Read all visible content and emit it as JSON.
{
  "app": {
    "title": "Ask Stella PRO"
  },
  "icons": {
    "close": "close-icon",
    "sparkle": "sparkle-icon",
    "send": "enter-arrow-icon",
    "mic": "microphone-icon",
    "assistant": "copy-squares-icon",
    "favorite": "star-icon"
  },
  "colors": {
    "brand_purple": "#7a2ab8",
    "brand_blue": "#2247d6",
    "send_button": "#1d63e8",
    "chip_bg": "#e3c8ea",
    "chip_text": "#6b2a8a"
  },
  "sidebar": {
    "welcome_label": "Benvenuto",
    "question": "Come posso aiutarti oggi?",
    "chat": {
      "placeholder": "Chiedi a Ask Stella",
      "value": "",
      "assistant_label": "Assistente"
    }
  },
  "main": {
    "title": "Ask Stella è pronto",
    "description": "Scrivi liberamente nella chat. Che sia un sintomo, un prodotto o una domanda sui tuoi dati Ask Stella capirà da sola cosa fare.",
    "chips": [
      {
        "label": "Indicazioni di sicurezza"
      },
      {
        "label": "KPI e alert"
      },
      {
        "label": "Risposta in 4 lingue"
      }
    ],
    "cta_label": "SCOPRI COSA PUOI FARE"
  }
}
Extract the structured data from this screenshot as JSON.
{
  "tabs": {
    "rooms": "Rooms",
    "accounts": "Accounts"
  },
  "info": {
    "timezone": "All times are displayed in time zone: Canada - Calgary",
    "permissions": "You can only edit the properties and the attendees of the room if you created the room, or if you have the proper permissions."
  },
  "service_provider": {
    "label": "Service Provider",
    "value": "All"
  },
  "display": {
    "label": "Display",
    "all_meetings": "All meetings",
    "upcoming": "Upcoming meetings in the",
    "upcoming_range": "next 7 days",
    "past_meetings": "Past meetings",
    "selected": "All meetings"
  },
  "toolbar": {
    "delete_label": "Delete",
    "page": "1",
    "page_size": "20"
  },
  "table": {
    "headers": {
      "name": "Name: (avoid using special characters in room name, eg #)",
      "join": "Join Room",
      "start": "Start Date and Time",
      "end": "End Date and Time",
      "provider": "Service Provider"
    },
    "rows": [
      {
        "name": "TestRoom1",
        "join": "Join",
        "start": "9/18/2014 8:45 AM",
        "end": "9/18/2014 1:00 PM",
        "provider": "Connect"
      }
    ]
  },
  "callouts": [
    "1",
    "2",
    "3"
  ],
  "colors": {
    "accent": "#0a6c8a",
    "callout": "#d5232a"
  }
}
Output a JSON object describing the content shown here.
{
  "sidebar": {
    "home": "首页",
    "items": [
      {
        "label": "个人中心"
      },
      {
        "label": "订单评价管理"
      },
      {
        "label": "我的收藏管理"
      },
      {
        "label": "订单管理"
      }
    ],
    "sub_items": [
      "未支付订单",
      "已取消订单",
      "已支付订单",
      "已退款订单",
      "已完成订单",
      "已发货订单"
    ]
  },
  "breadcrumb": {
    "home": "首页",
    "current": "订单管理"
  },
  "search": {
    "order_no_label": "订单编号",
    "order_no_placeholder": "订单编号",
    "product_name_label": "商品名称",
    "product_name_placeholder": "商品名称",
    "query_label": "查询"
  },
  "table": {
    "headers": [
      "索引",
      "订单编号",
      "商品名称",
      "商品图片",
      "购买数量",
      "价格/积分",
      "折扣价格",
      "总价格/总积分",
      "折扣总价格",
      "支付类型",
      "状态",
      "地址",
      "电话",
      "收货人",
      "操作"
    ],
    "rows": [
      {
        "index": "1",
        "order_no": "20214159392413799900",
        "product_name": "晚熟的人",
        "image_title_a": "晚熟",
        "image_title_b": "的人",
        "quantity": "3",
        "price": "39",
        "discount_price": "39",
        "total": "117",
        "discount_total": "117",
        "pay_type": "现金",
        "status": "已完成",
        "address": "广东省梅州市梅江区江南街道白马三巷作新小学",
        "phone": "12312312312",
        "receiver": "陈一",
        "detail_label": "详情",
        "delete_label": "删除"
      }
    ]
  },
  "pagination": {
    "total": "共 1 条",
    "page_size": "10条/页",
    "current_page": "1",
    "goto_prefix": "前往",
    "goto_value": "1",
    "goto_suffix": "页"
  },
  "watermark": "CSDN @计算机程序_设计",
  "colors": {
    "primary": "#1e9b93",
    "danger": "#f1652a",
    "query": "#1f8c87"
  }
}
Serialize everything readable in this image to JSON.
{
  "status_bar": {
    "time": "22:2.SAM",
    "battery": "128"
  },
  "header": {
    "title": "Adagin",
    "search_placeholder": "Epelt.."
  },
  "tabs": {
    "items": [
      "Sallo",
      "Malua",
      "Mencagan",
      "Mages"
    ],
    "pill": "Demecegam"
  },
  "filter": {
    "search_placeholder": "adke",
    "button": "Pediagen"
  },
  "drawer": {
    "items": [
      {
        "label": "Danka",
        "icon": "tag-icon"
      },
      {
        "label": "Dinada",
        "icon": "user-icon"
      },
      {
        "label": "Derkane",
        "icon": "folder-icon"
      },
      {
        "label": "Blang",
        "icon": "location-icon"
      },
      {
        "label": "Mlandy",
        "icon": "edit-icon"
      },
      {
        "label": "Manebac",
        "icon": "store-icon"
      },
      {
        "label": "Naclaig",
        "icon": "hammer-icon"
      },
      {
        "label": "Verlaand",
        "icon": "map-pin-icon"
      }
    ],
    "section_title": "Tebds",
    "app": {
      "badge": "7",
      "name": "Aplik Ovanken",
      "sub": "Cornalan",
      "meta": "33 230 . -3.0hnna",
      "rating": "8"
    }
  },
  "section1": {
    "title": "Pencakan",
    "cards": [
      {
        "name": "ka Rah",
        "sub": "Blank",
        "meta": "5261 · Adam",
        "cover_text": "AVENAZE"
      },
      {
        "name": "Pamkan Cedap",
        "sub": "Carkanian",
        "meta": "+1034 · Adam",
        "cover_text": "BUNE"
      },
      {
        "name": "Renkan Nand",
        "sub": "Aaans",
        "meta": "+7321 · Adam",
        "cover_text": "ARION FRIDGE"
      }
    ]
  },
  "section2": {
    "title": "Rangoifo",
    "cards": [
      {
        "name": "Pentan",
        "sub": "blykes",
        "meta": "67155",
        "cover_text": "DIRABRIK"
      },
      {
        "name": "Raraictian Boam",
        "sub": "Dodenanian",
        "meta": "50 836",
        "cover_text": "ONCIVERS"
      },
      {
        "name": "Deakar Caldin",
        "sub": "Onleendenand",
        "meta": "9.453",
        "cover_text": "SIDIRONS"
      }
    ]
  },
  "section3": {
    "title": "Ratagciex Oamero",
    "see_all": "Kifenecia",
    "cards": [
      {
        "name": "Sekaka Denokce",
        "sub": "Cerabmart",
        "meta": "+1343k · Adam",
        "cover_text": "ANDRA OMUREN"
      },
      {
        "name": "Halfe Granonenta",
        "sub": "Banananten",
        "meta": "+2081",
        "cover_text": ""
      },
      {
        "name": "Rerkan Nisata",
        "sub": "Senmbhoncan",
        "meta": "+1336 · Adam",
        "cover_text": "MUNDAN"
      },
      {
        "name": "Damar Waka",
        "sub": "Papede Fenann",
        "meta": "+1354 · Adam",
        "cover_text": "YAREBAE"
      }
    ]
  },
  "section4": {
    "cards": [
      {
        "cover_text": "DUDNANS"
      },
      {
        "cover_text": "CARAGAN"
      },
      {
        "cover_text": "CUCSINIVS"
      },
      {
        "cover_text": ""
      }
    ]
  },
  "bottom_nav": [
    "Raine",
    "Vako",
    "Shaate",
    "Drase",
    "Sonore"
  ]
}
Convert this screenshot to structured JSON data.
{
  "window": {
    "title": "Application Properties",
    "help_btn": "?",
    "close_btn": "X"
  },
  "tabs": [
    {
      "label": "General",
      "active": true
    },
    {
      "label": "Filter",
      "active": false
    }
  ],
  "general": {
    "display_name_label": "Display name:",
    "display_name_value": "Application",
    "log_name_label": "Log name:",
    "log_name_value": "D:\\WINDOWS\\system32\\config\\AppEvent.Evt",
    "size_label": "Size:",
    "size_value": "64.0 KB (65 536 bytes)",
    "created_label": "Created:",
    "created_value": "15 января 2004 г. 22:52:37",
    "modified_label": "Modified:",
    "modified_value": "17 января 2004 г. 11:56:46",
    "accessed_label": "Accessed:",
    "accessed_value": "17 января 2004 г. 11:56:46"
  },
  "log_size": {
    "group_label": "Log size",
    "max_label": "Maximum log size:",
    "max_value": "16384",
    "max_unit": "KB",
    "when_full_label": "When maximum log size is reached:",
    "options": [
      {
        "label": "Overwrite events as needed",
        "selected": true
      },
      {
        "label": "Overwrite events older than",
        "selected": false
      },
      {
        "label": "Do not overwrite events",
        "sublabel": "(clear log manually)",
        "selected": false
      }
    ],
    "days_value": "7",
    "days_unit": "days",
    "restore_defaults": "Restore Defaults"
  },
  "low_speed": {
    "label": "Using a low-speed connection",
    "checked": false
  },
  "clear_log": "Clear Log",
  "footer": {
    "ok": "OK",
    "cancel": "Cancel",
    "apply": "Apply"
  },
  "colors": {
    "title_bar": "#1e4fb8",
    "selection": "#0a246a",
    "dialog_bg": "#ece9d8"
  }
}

-=-=-

[TASK OBJECTIVE]: Look for the word "商品名称" and return every line where it occurs.

[TASK RESULT]:
    "product_name_label": "商品名称",
    "product_name_placeholder": "商品名称",
      "商品名称",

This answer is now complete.